#### [DATASET]

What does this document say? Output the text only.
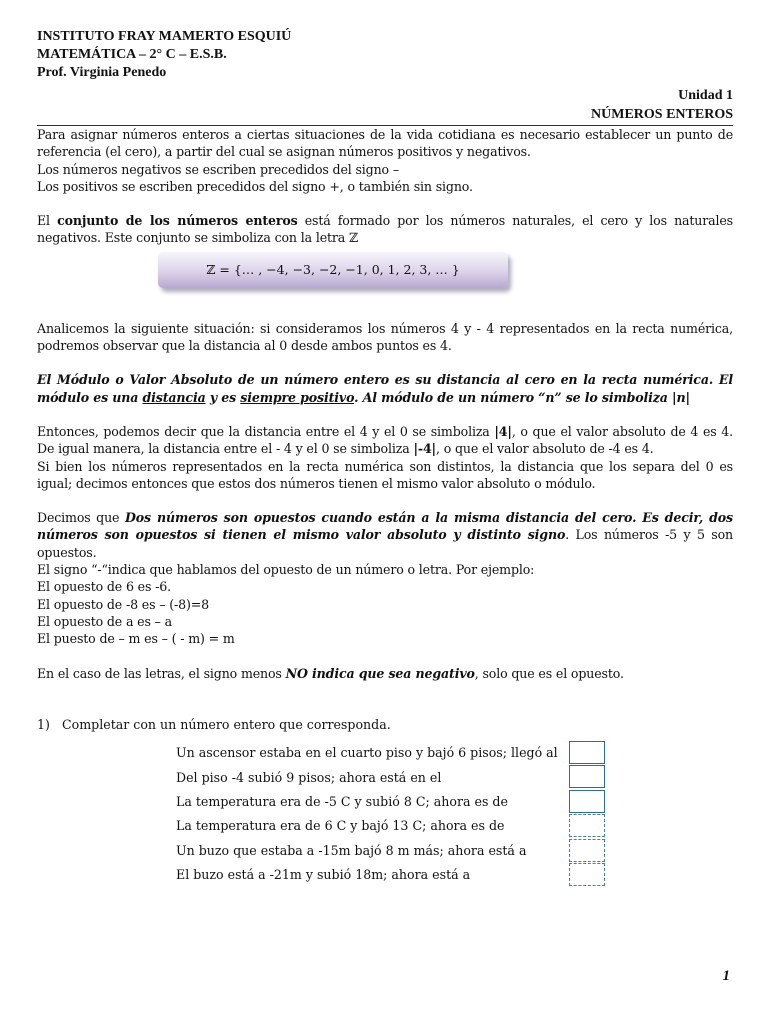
INSTITUTO FRAY MAMERTO ESQUIÚ
MATEMÁTICA – 2° C – E.S.B.
Prof. Virginia Penedo
Unidad 1
NÚMEROS ENTEROS

Para asignar números enteros a ciertas situaciones de la vida cotidiana es necesario establecer un punto de referencia (el cero), a partir del cual se asignan números positivos y negativos.

Los números negativos se escriben precedidos del signo –

Los positivos se escriben precedidos del signo +, o también sin signo.

El conjunto de los números enteros está formado por los números naturales, el cero y los naturales negativos. Este conjunto se simboliza con la letra ℤ

ℤ = {… , −4, −3, −2, −1, 0, 1, 2, 3, … }

Analicemos la siguiente situación: si consideramos los números 4 y - 4 representados en la recta numérica, podremos observar que la distancia al 0 desde ambos puntos es 4.

El Módulo o Valor Absoluto de un número entero es su distancia al cero en la recta numérica. El módulo es una distancia y es siempre positivo. Al módulo de un número “n” se lo simboliza |n|

Entonces, podemos decir que la distancia entre el 4 y el 0 se simboliza |4|, o que el valor absoluto de 4 es 4. De igual manera, la distancia entre el - 4 y el 0 se simboliza |-4|, o que el valor absoluto de -4 es 4.

Si bien los números representados en la recta numérica son distintos, la distancia que los separa del 0 es igual; decimos entonces que estos dos números tienen el mismo valor absoluto o módulo.

Decimos que Dos números son opuestos cuando están a la misma distancia del cero. Es decir, dos números son opuestos si tienen el mismo valor absoluto y distinto signo. Los números -5 y 5 son opuestos.

El signo “-“indica que hablamos del opuesto de un número o letra. Por ejemplo:

El opuesto de 6 es -6.

El opuesto de -8 es – (-8)=8

El opuesto de a es – a

El puesto de – m es – ( - m) = m

En el caso de las letras, el signo menos NO indica que sea negativo, solo que es el opuesto.

1) Completar con un número entero que corresponda.
Un ascensor estaba en el cuarto piso y bajó 6 pisos; llegó al
Del piso -4 subió 9 pisos; ahora está en el
La temperatura era de -5 C y subió 8 C; ahora es de
La temperatura era de 6 C y bajó 13 C; ahora es de
Un buzo que estaba a -15m bajó 8 m más; ahora está a
El buzo está a -21m y subió 18m; ahora está a
1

#### [SET EXERCISE]
Set down the lines of the records above exactly, apart from the pictures.

#### [EXERCISE ANSWER]
What does this document say? Output the text only.
INSTITUTO FRAY MAMERTO ESQUIÚ
MATEMÁTICA – 2° C – E.S.B.
Prof. Virginia Penedo
Unidad 1
NÚMEROS ENTEROS

Para asignar números enteros a ciertas situaciones de la vida cotidiana es necesario establecer un punto de referencia (el cero), a partir del cual se asignan números positivos y negativos.

Los números negativos se escriben precedidos del signo –

Los positivos se escriben precedidos del signo +, o también sin signo.

El conjunto de los números enteros está formado por los números naturales, el cero y los naturales negativos. Este conjunto se simboliza con la letra ℤ

ℤ = {… , −4, −3, −2, −1, 0, 1, 2, 3, … }

Analicemos la siguiente situación: si consideramos los números 4 y - 4 representados en la recta numérica, podremos observar que la distancia al 0 desde ambos puntos es 4.

El Módulo o Valor Absoluto de un número entero es su distancia al cero en la recta numérica. El módulo es una distancia y es siempre positivo. Al módulo de un número “n” se lo simboliza |n|

Entonces, podemos decir que la distancia entre el 4 y el 0 se simboliza |4|, o que el valor absoluto de 4 es 4. De igual manera, la distancia entre el - 4 y el 0 se simboliza |-4|, o que el valor absoluto de -4 es 4.

Si bien los números representados en la recta numérica son distintos, la distancia que los separa del 0 es igual; decimos entonces que estos dos números tienen el mismo valor absoluto o módulo.

Decimos que Dos números son opuestos cuando están a la misma distancia del cero. Es decir, dos números son opuestos si tienen el mismo valor absoluto y distinto signo. Los números -5 y 5 son opuestos.

El signo “-“indica que hablamos del opuesto de un número o letra. Por ejemplo:

El opuesto de 6 es -6.

El opuesto de -8 es – (-8)=8

El opuesto de a es – a

El puesto de – m es – ( - m) = m

En el caso de las letras, el signo menos NO indica que sea negativo, solo que es el opuesto.

1) Completar con un número entero que corresponda.
Un ascensor estaba en el cuarto piso y bajó 6 pisos; llegó al
Del piso -4 subió 9 pisos; ahora está en el
La temperatura era de -5 C y subió 8 C; ahora es de
La temperatura era de 6 C y bajó 13 C; ahora es de
Un buzo que estaba a -15m bajó 8 m más; ahora está a
El buzo está a -21m y subió 18m; ahora está a
1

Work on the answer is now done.